Start EXTRACTED ENTRIES

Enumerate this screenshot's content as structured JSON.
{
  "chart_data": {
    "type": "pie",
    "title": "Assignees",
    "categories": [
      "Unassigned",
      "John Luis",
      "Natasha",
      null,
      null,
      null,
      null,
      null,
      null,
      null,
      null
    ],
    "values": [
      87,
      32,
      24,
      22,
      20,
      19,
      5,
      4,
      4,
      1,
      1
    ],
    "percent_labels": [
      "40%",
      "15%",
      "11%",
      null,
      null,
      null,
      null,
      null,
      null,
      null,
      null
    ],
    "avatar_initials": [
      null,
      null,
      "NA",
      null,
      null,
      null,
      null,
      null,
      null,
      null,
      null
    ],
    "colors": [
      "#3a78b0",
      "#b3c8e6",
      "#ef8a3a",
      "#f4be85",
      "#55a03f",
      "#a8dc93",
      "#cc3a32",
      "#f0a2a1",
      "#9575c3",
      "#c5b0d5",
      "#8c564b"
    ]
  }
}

End EXTRACTED ENTRIES

SET PROBLEM: Write the material out again in its entirety, exactly as shown.

PROBLEM SOLUTION:
Enumerate this screenshot's content as structured JSON.
{
  "chart_data": {
    "type": "pie",
    "title": "Assignees",
    "categories": [
      "Unassigned",
      "John Luis",
      "Natasha",
      null,
      null,
      null,
      null,
      null,
      null,
      null,
      null
    ],
    "values": [
      87,
      32,
      24,
      22,
      20,
      19,
      5,
      4,
      4,
      1,
      1
    ],
    "percent_labels": [
      "40%",
      "15%",
      "11%",
      null,
      null,
      null,
      null,
      null,
      null,
      null,
      null
    ],
    "avatar_initials": [
      null,
      null,
      "NA",
      null,
      null,
      null,
      null,
      null,
      null,
      null,
      null
    ],
    "colors": [
      "#3a78b0",
      "#b3c8e6",
      "#ef8a3a",
      "#f4be85",
      "#55a03f",
      "#a8dc93",
      "#cc3a32",
      "#f0a2a1",
      "#9575c3",
      "#c5b0d5",
      "#8c564b"
    ]
  }
}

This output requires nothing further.